_Written exercise a_.
Answer these questions from the passage on election legal battles below, one answer per line, marked like the questions.
(i) In which three states are legal battles said to be unfolding?
(ii) What have the registration drives yielded?
(iii) What problems do election officials expect huge turnout could create?

By James Rowley
Both candidates have armies of volunteers to ring doorbells and get voters to the polls. They are also forming squadrons of lawyers who are filing challenges and preparing in case Election Day doesn't settle the contest for the White House.
Legal battles unfolding in Ohio, Indiana and Wisconsin provide fresh evidence of the potential fights to come over ballot access in an election marked by unprecedented spending to increase the number of voters in strategically important states.
The millions of dollars that have been poured into registration drives have yielded millions of new voters across the country. Those same efforts have now generated heated battles in both parties with cries of voter fraud and intimidation that may threaten the integrity of the election.
Election officials, meanwhile, are braced for huge turnout and the problems that could create with long lines, malfunctioning machines and challenges to voters.

_Written exercise b_.
Print the lines of the listing word for word, starting at its first line and ending at the line that contains "alert-label: Medium Alerts".

_Records for the exercise_.
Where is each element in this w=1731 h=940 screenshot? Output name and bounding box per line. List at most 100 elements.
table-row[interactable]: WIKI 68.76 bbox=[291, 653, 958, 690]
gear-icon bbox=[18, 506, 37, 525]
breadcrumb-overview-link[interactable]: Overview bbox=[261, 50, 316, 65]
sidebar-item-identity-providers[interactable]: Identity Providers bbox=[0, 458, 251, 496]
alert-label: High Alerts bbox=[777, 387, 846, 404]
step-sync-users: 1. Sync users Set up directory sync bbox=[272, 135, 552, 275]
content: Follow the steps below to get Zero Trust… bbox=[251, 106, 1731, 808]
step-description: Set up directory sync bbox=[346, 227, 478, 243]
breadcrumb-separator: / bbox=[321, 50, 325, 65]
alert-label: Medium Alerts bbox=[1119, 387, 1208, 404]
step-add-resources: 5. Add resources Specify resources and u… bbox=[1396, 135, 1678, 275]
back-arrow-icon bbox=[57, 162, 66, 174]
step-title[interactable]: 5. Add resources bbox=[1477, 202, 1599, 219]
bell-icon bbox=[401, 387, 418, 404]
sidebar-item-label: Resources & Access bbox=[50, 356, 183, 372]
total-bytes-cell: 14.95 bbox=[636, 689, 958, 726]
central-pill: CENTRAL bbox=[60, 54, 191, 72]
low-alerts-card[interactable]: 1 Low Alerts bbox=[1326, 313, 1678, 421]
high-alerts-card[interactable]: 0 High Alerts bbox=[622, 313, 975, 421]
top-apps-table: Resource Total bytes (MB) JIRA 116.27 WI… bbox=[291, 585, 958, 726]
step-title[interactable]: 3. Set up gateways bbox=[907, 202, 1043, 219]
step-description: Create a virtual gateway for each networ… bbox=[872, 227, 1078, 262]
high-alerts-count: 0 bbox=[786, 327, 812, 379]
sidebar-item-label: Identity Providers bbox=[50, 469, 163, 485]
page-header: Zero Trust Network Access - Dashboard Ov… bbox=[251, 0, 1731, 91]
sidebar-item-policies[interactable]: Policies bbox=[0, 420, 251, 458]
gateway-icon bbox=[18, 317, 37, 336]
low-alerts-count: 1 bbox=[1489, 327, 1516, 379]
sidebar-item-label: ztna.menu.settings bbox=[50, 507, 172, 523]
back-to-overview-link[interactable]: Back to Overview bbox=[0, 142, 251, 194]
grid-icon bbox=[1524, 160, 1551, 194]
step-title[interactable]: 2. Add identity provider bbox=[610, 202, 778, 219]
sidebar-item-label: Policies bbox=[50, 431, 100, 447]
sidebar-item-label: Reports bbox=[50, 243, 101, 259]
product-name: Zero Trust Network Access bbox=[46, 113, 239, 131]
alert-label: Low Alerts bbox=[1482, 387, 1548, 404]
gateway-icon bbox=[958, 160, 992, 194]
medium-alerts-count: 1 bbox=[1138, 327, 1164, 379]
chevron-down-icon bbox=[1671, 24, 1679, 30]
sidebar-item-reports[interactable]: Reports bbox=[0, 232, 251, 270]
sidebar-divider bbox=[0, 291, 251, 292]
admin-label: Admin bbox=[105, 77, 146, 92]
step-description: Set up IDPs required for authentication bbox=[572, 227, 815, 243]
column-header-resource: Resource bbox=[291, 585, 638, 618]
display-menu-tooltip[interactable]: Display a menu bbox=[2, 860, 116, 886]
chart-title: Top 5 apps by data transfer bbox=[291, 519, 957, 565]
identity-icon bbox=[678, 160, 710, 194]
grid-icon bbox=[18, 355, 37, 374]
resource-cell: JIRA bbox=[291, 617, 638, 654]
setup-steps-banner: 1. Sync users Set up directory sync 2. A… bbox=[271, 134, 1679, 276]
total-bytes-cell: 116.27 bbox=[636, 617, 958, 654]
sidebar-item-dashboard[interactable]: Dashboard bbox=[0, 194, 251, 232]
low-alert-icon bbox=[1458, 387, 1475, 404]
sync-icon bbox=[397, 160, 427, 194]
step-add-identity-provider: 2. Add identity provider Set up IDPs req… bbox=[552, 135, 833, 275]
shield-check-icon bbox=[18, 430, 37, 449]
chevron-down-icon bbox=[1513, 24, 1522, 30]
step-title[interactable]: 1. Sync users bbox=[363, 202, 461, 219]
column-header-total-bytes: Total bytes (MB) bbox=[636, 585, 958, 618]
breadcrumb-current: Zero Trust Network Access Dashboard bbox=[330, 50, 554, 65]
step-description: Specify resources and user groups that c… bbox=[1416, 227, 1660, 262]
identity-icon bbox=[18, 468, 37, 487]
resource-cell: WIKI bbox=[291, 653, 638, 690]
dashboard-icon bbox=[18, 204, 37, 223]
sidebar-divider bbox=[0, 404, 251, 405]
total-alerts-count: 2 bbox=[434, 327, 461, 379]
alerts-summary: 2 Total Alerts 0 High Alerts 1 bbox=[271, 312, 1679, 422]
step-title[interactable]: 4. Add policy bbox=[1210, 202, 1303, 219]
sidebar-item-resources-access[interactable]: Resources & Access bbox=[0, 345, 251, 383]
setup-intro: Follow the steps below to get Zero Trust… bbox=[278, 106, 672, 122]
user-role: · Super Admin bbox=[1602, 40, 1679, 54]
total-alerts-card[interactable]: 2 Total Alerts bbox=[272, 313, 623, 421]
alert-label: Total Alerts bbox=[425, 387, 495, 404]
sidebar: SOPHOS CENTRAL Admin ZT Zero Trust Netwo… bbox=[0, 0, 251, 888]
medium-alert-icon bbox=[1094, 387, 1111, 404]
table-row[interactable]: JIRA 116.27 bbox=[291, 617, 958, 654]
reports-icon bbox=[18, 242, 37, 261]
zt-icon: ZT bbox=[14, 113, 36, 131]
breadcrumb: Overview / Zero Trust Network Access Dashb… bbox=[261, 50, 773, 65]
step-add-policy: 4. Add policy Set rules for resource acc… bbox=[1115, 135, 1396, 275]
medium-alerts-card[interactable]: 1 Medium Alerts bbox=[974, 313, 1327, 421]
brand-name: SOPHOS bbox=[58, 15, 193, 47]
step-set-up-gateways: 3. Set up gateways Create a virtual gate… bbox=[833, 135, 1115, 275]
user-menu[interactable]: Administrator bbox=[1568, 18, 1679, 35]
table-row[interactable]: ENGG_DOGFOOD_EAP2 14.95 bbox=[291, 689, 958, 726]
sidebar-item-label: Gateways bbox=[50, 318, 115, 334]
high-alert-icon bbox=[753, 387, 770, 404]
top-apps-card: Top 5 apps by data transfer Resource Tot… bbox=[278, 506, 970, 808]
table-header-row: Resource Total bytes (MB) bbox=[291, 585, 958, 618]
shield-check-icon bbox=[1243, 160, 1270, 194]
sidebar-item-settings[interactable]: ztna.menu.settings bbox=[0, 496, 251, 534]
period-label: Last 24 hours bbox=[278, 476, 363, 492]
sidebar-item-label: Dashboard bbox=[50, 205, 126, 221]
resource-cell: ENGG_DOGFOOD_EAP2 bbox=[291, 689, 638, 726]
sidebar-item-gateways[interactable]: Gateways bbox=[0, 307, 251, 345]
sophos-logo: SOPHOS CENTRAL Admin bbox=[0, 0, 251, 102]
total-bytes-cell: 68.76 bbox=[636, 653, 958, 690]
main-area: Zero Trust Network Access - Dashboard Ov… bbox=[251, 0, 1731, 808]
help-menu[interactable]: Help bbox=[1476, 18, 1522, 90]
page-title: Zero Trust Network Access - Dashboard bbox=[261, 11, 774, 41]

_Full output a_.
(i) Ohio, Indiana and Wisconsin.
(ii) Millions of new voters across the country.
(iii) Long lines, malfunctioning machines and challenges to voters.

_Full output b_.
Where is each element in this w=1731 h=940 screenshot? Output name and bounding box per line. List at most 100 elements.
table-row[interactable]: WIKI 68.76 bbox=[291, 653, 958, 690]
gear-icon bbox=[18, 506, 37, 525]
breadcrumb-overview-link[interactable]: Overview bbox=[261, 50, 316, 65]
sidebar-item-identity-providers[interactable]: Identity Providers bbox=[0, 458, 251, 496]
alert-label: High Alerts bbox=[777, 387, 846, 404]
step-sync-users: 1. Sync users Set up directory sync bbox=[272, 135, 552, 275]
content: Follow the steps below to get Zero Trust… bbox=[251, 106, 1731, 808]
step-description: Set up directory sync bbox=[346, 227, 478, 243]
breadcrumb-separator: / bbox=[321, 50, 325, 65]
alert-label: Medium Alerts bbox=[1119, 387, 1208, 404]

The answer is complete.